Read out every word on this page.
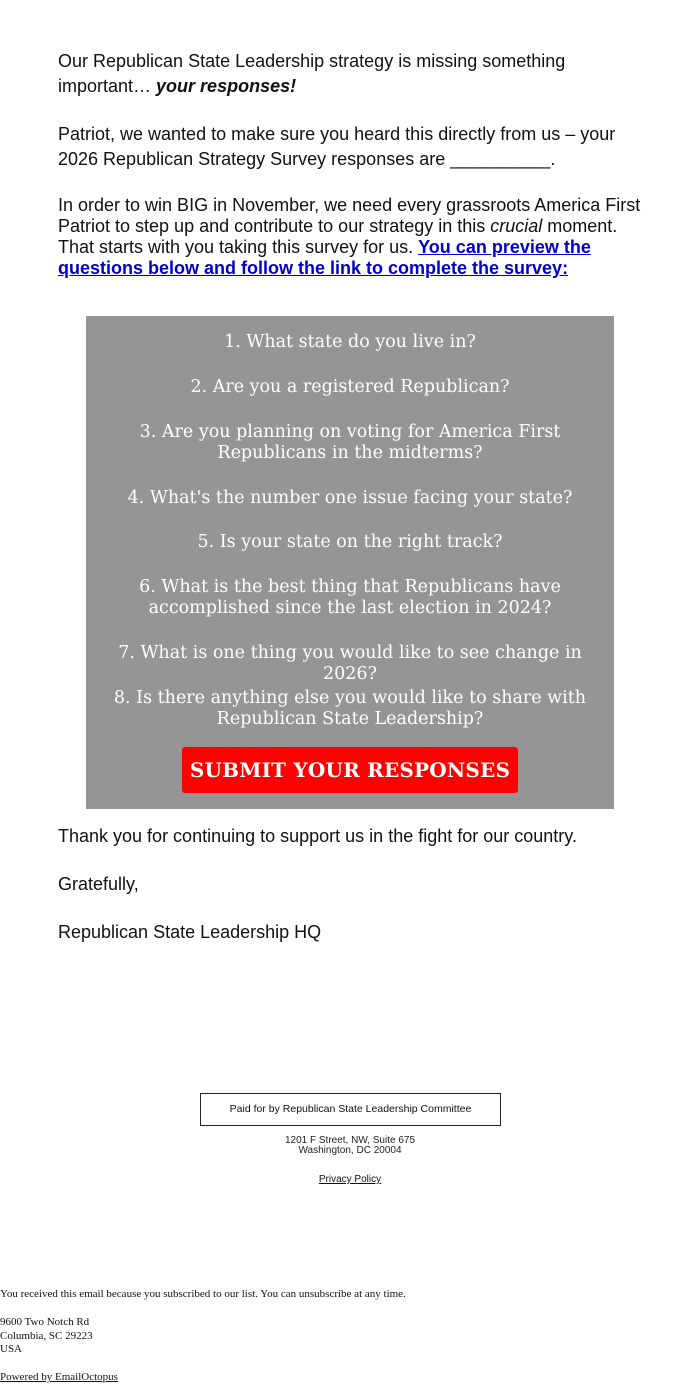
Our Republican State Leadership strategy is missing something important… your responses!

Patriot, we wanted to make sure you heard this directly from us – your 2026 Republican Strategy Survey responses are __________.

In order to win BIG in November, we need every grassroots America First Patriot to step up and contribute to our strategy in this crucial moment. That starts with you taking this survey for us. You can preview the questions below and follow the link to complete the survey:

1. What state do you live in?
2. Are you a registered Republican?
3. Are you planning on voting for America First Republicans in the midterms?
4. What's the number one issue facing your state?
5. Is your state on the right track?
6. What is the best thing that Republicans have accomplished since the last election in 2024?
7. What is one thing you would like to see change in 2026?
8. Is there anything else you would like to share with Republican State Leadership?
SUBMIT YOUR RESPONSES

Thank you for continuing to support us in the fight for our country.

Gratefully,

Republican State Leadership HQ

Paid for by Republican State Leadership Committee
1201 F Street, NW, Suite 675
Washington, DC 20004
Privacy Policy
You received this email because you subscribed to our list. You can unsubscribe at any time.
9600 Two Notch Rd
Columbia, SC 29223
USA
Powered by EmailOctopus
---
* Aim
Retype the listing exactly. Pictures do not belong in the copy.

* Finished task
Read out every word on this page.
Our Republican State Leadership strategy is missing something important… your responses!

Patriot, we wanted to make sure you heard this directly from us – your 2026 Republican Strategy Survey responses are __________.

In order to win BIG in November, we need every grassroots America First Patriot to step up and contribute to our strategy in this crucial moment. That starts with you taking this survey for us. You can preview the questions below and follow the link to complete the survey:

1. What state do you live in?
2. Are you a registered Republican?
3. Are you planning on voting for America First Republicans in the midterms?
4. What's the number one issue facing your state?
5. Is your state on the right track?
6. What is the best thing that Republicans have accomplished since the last election in 2024?
7. What is one thing you would like to see change in 2026?
8. Is there anything else you would like to share with Republican State Leadership?
SUBMIT YOUR RESPONSES

Thank you for continuing to support us in the fight for our country.

Gratefully,

Republican State Leadership HQ

Paid for by Republican State Leadership Committee
1201 F Street, NW, Suite 675
Washington, DC 20004
Privacy Policy
You received this email because you subscribed to our list. You can unsubscribe at any time.
9600 Two Notch Rd
Columbia, SC 29223
USA
Powered by EmailOctopus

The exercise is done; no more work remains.